Stated exercise:
Write out the entries again exactly as they are given.
[Start Records for the task]
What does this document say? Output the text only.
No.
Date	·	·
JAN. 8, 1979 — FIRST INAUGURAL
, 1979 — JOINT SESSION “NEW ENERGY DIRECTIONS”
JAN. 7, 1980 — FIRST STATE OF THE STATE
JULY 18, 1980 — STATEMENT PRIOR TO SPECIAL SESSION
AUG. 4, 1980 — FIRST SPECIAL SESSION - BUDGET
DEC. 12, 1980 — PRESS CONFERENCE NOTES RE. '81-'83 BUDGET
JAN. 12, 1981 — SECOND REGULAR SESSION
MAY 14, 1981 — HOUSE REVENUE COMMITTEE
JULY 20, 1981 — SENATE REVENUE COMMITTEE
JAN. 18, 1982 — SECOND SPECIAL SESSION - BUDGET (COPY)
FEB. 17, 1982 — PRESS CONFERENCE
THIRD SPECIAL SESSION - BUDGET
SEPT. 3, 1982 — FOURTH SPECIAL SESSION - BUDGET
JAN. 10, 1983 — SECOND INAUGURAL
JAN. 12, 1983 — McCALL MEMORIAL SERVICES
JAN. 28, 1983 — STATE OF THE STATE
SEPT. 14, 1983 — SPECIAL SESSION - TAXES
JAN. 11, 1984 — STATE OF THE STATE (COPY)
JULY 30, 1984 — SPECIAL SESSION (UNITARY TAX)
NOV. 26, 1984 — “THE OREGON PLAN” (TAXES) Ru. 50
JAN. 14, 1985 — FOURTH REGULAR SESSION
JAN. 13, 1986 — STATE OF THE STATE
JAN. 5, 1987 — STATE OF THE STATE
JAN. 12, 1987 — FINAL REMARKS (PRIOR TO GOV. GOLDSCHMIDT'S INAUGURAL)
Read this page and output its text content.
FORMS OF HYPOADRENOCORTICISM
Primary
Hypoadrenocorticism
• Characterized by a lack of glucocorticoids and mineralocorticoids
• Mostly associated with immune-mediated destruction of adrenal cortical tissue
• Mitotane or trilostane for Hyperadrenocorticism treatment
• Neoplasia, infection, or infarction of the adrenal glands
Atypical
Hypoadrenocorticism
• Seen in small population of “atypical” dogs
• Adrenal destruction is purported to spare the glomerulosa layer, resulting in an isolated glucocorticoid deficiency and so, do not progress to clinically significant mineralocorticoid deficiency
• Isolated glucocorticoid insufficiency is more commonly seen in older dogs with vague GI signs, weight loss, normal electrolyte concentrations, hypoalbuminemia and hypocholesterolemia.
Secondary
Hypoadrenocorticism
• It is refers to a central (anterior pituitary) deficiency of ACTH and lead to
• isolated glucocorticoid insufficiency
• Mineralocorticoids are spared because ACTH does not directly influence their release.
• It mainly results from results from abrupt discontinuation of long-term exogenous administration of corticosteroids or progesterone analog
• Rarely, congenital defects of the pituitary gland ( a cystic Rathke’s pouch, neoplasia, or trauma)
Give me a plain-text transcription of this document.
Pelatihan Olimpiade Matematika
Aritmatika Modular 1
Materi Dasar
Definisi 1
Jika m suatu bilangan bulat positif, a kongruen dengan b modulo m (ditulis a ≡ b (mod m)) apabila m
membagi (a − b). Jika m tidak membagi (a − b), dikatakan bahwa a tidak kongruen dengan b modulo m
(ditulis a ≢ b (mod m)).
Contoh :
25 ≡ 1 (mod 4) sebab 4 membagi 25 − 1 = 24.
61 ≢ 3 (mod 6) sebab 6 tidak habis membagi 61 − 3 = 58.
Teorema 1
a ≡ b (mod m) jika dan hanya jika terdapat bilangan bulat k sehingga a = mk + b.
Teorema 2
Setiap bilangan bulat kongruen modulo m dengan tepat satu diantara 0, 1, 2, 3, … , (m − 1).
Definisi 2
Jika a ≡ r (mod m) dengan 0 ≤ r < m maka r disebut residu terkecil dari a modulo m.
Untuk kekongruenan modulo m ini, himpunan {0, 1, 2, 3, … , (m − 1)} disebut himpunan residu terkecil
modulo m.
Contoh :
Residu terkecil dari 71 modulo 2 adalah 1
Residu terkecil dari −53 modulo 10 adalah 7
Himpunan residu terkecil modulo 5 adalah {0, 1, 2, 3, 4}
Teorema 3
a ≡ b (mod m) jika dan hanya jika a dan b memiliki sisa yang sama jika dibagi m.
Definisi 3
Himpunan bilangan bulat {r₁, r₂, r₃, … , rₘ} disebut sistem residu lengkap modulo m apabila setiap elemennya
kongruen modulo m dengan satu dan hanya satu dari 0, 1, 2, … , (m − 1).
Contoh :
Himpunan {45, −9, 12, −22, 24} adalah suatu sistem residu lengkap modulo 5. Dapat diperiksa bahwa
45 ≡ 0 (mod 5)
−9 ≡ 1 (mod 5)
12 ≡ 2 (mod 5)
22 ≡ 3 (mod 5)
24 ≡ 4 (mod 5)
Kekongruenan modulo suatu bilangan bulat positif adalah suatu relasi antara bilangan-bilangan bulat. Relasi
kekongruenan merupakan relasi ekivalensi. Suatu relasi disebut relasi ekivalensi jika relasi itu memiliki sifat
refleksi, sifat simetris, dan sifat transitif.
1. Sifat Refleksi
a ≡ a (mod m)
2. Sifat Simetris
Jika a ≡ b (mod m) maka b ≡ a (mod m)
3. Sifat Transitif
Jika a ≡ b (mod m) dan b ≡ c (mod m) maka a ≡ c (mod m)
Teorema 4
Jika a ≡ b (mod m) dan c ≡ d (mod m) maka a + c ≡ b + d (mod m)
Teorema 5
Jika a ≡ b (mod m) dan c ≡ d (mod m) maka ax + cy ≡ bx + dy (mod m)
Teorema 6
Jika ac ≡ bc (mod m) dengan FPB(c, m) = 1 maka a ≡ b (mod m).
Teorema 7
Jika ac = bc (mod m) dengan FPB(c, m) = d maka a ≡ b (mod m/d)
[End Records for the task]
Full output:
What does this document say? Output the text only.
No.
Date	·	·
JAN. 8, 1979 — FIRST INAUGURAL
, 1979 — JOINT SESSION “NEW ENERGY DIRECTIONS”
JAN. 7, 1980 — FIRST STATE OF THE STATE
JULY 18, 1980 — STATEMENT PRIOR TO SPECIAL SESSION
AUG. 4, 1980 — FIRST SPECIAL SESSION - BUDGET
DEC. 12, 1980 — PRESS CONFERENCE NOTES RE. '81-'83 BUDGET
JAN. 12, 1981 — SECOND REGULAR SESSION
MAY 14, 1981 — HOUSE REVENUE COMMITTEE
JULY 20, 1981 — SENATE REVENUE COMMITTEE
JAN. 18, 1982 — SECOND SPECIAL SESSION - BUDGET (COPY)
FEB. 17, 1982 — PRESS CONFERENCE
THIRD SPECIAL SESSION - BUDGET
SEPT. 3, 1982 — FOURTH SPECIAL SESSION - BUDGET
JAN. 10, 1983 — SECOND INAUGURAL
JAN. 12, 1983 — McCALL MEMORIAL SERVICES
JAN. 28, 1983 — STATE OF THE STATE
SEPT. 14, 1983 — SPECIAL SESSION - TAXES
JAN. 11, 1984 — STATE OF THE STATE (COPY)
JULY 30, 1984 — SPECIAL SESSION (UNITARY TAX)
NOV. 26, 1984 — “THE OREGON PLAN” (TAXES) Ru. 50
JAN. 14, 1985 — FOURTH REGULAR SESSION
JAN. 13, 1986 — STATE OF THE STATE
JAN. 5, 1987 — STATE OF THE STATE
JAN. 12, 1987 — FINAL REMARKS (PRIOR TO GOV. GOLDSCHMIDT'S INAUGURAL)
Read this page and output its text content.
FORMS OF HYPOADRENOCORTICISM
Primary
Hypoadrenocorticism
• Characterized by a lack of glucocorticoids and mineralocorticoids
• Mostly associated with immune-mediated destruction of adrenal cortical tissue
• Mitotane or trilostane for Hyperadrenocorticism treatment
• Neoplasia, infection, or infarction of the adrenal glands
Atypical
Hypoadrenocorticism
• Seen in small population of “atypical” dogs
• Adrenal destruction is purported to spare the glomerulosa layer, resulting in an isolated glucocorticoid deficiency and so, do not progress to clinically significant mineralocorticoid deficiency
• Isolated glucocorticoid insufficiency is more commonly seen in older dogs with vague GI signs, weight loss, normal electrolyte concentrations, hypoalbuminemia and hypocholesterolemia.
Secondary
Hypoadrenocorticism
• It is refers to a central (anterior pituitary) deficiency of ACTH and lead to
• isolated glucocorticoid insufficiency
• Mineralocorticoids are spared because ACTH does not directly influence their release.
• It mainly results from results from abrupt discontinuation of long-term exogenous administration of corticosteroids or progesterone analog
• Rarely, congenital defects of the pituitary gland ( a cystic Rathke’s pouch, neoplasia, or trauma)
Give me a plain-text transcription of this document.
Pelatihan Olimpiade Matematika
Aritmatika Modular 1
Materi Dasar
Definisi 1
Jika m suatu bilangan bulat positif, a kongruen dengan b modulo m (ditulis a ≡ b (mod m)) apabila m
membagi (a − b). Jika m tidak membagi (a − b), dikatakan bahwa a tidak kongruen dengan b modulo m
(ditulis a ≢ b (mod m)).
Contoh :
25 ≡ 1 (mod 4) sebab 4 membagi 25 − 1 = 24.
61 ≢ 3 (mod 6) sebab 6 tidak habis membagi 61 − 3 = 58.
Teorema 1
a ≡ b (mod m) jika dan hanya jika terdapat bilangan bulat k sehingga a = mk + b.
Teorema 2
Setiap bilangan bulat kongruen modulo m dengan tepat satu diantara 0, 1, 2, 3, … , (m − 1).
Definisi 2
Jika a ≡ r (mod m) dengan 0 ≤ r < m maka r disebut residu terkecil dari a modulo m.
Untuk kekongruenan modulo m ini, himpunan {0, 1, 2, 3, … , (m − 1)} disebut himpunan residu terkecil
modulo m.
Contoh :
Residu terkecil dari 71 modulo 2 adalah 1
Residu terkecil dari −53 modulo 10 adalah 7
Himpunan residu terkecil modulo 5 adalah {0, 1, 2, 3, 4}
Teorema 3
a ≡ b (mod m) jika dan hanya jika a dan b memiliki sisa yang sama jika dibagi m.
Definisi 3
Himpunan bilangan bulat {r₁, r₂, r₃, … , rₘ} disebut sistem residu lengkap modulo m apabila setiap elemennya
kongruen modulo m dengan satu dan hanya satu dari 0, 1, 2, … , (m − 1).
Contoh :
Himpunan {45, −9, 12, −22, 24} adalah suatu sistem residu lengkap modulo 5. Dapat diperiksa bahwa
45 ≡ 0 (mod 5)
−9 ≡ 1 (mod 5)
12 ≡ 2 (mod 5)
22 ≡ 3 (mod 5)
24 ≡ 4 (mod 5)
Kekongruenan modulo suatu bilangan bulat positif adalah suatu relasi antara bilangan-bilangan bulat. Relasi
kekongruenan merupakan relasi ekivalensi. Suatu relasi disebut relasi ekivalensi jika relasi itu memiliki sifat
refleksi, sifat simetris, dan sifat transitif.
1. Sifat Refleksi
a ≡ a (mod m)
2. Sifat Simetris
Jika a ≡ b (mod m) maka b ≡ a (mod m)
3. Sifat Transitif
Jika a ≡ b (mod m) dan b ≡ c (mod m) maka a ≡ c (mod m)
Teorema 4
Jika a ≡ b (mod m) dan c ≡ d (mod m) maka a + c ≡ b + d (mod m)
Teorema 5
Jika a ≡ b (mod m) dan c ≡ d (mod m) maka ax + cy ≡ bx + dy (mod m)
Teorema 6
Jika ac ≡ bc (mod m) dengan FPB(c, m) = 1 maka a ≡ b (mod m).
Teorema 7
Jika ac = bc (mod m) dengan FPB(c, m) = d maka a ≡ b (mod m/d)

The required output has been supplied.